(Short exercise):
Leave out the pictures and repeat everything else in the records exactly.

(Given records):
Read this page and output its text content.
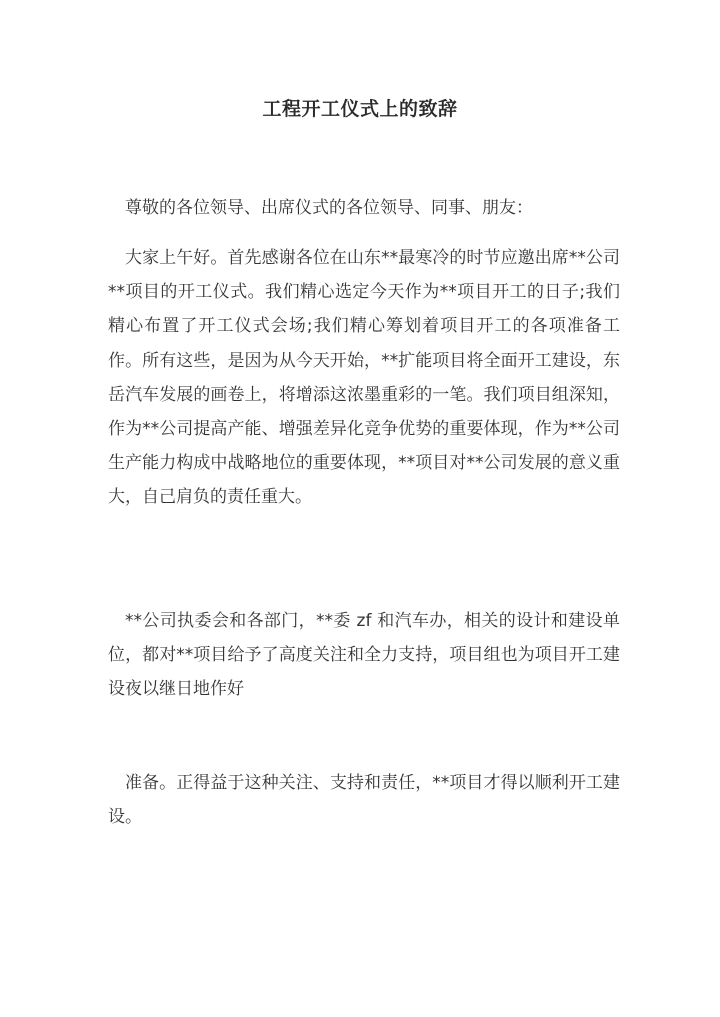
工程开工仪式上的致辞

尊敬的各位领导、出席仪式的各位领导、同事、朋友：

大家上午好。首先感谢各位在山东**最寒冷的时节应邀出席**公司**项目的开工仪式。我们精心选定今天作为**项目开工的日子;我们精心布置了开工仪式会场;我们精心筹划着项目开工的各项准备工作。所有这些，是因为从今天开始，**扩能项目将全面开工建设，东岳汽车发展的画卷上，将增添这浓墨重彩的一笔。我们项目组深知，作为**公司提高产能、增强差异化竞争优势的重要体现，作为**公司生产能力构成中战略地位的重要体现，**项目对**公司发展的意义重大，自己肩负的责任重大。

**公司执委会和各部门，**委 zf 和汽车办，相关的设计和建设单位，都对**项目给予了高度关注和全力支持，项目组也为项目开工建设夜以继日地作好

准备。正得益于这种关注、支持和责任，**项目才得以顺利开工建设。
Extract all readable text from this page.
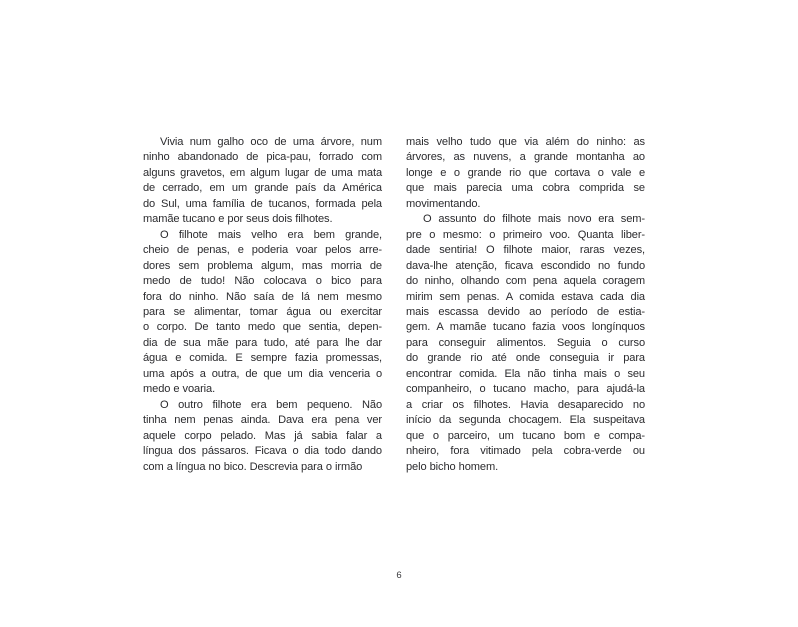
Vivia num galho oco de uma árvore, num
ninho abandonado de pica-pau, forrado com
alguns gravetos, em algum lugar de uma mata
de cerrado, em um grande país da América
do Sul, uma família de tucanos, formada pela
mamãe tucano e por seus dois filhotes.

O filhote mais velho era bem grande,
cheio de penas, e poderia voar pelos arre-
dores sem problema algum, mas morria de
medo de tudo! Não colocava o bico para
fora do ninho. Não saía de lá nem mesmo
para se alimentar, tomar água ou exercitar
o corpo. De tanto medo que sentia, depen-
dia de sua mãe para tudo, até para lhe dar
água e comida. E sempre fazia promessas,
uma após a outra, de que um dia venceria o
medo e voaria.

O outro filhote era bem pequeno. Não
tinha nem penas ainda. Dava era pena ver
aquele corpo pelado. Mas já sabia falar a
língua dos pássaros. Ficava o dia todo dando
com a língua no bico. Descrevia para o irmão

mais velho tudo que via além do ninho: as
árvores, as nuvens, a grande montanha ao
longe e o grande rio que cortava o vale e
que mais parecia uma cobra comprida se
movimentando.

O assunto do filhote mais novo era sem-
pre o mesmo: o primeiro voo. Quanta liber-
dade sentiria! O filhote maior, raras vezes,
dava-lhe atenção, ficava escondido no fundo
do ninho, olhando com pena aquela coragem
mirim sem penas. A comida estava cada dia
mais escassa devido ao período de estia-
gem. A mamãe tucano fazia voos longínquos
para conseguir alimentos. Seguia o curso
do grande rio até onde conseguia ir para
encontrar comida. Ela não tinha mais o seu
companheiro, o tucano macho, para ajudá-la
a criar os filhotes. Havia desaparecido no
início da segunda chocagem. Ela suspeitava
que o parceiro, um tucano bom e compa-
nheiro, fora vitimado pela cobra-verde ou
pelo bicho homem.

6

(Solution to the problem):
Read this page and output its text content.
工程开工仪式上的致辞

尊敬的各位领导、出席仪式的各位领导、同事、朋友：

大家上午好。首先感谢各位在山东**最寒冷的时节应邀出席**公司**项目的开工仪式。我们精心选定今天作为**项目开工的日子;我们精心布置了开工仪式会场;我们精心筹划着项目开工的各项准备工作。所有这些，是因为从今天开始，**扩能项目将全面开工建设，东岳汽车发展的画卷上，将增添这浓墨重彩的一笔。我们项目组深知，作为**公司提高产能、增强差异化竞争优势的重要体现，作为**公司生产能力构成中战略地位的重要体现，**项目对**公司发展的意义重大，自己肩负的责任重大。

**公司执委会和各部门，**委 zf 和汽车办，相关的设计和建设单位，都对**项目给予了高度关注和全力支持，项目组也为项目开工建设夜以继日地作好

准备。正得益于这种关注、支持和责任，**项目才得以顺利开工建设。
Extract all readable text from this page.
Vivia num galho oco de uma árvore, num
ninho abandonado de pica-pau, forrado com
alguns gravetos, em algum lugar de uma mata
de cerrado, em um grande país da América
do Sul, uma família de tucanos, formada pela
mamãe tucano e por seus dois filhotes.

O filhote mais velho era bem grande,
cheio de penas, e poderia voar pelos arre-
dores sem problema algum, mas morria de
medo de tudo! Não colocava o bico para
fora do ninho. Não saía de lá nem mesmo
para se alimentar, tomar água ou exercitar
o corpo. De tanto medo que sentia, depen-
dia de sua mãe para tudo, até para lhe dar
água e comida. E sempre fazia promessas,
uma após a outra, de que um dia venceria o
medo e voaria.

O outro filhote era bem pequeno. Não
tinha nem penas ainda. Dava era pena ver
aquele corpo pelado. Mas já sabia falar a
língua dos pássaros. Ficava o dia todo dando
com a língua no bico. Descrevia para o irmão

mais velho tudo que via além do ninho: as
árvores, as nuvens, a grande montanha ao
longe e o grande rio que cortava o vale e
que mais parecia uma cobra comprida se
movimentando.

O assunto do filhote mais novo era sem-
pre o mesmo: o primeiro voo. Quanta liber-
dade sentiria! O filhote maior, raras vezes,
dava-lhe atenção, ficava escondido no fundo
do ninho, olhando com pena aquela coragem
mirim sem penas. A comida estava cada dia
mais escassa devido ao período de estia-
gem. A mamãe tucano fazia voos longínquos
para conseguir alimentos. Seguia o curso
do grande rio até onde conseguia ir para
encontrar comida. Ela não tinha mais o seu
companheiro, o tucano macho, para ajudá-la
a criar os filhotes. Havia desaparecido no
início da segunda chocagem. Ela suspeitava
que o parceiro, um tucano bom e compa-
nheiro, fora vitimado pela cobra-verde ou
pelo bicho homem.

6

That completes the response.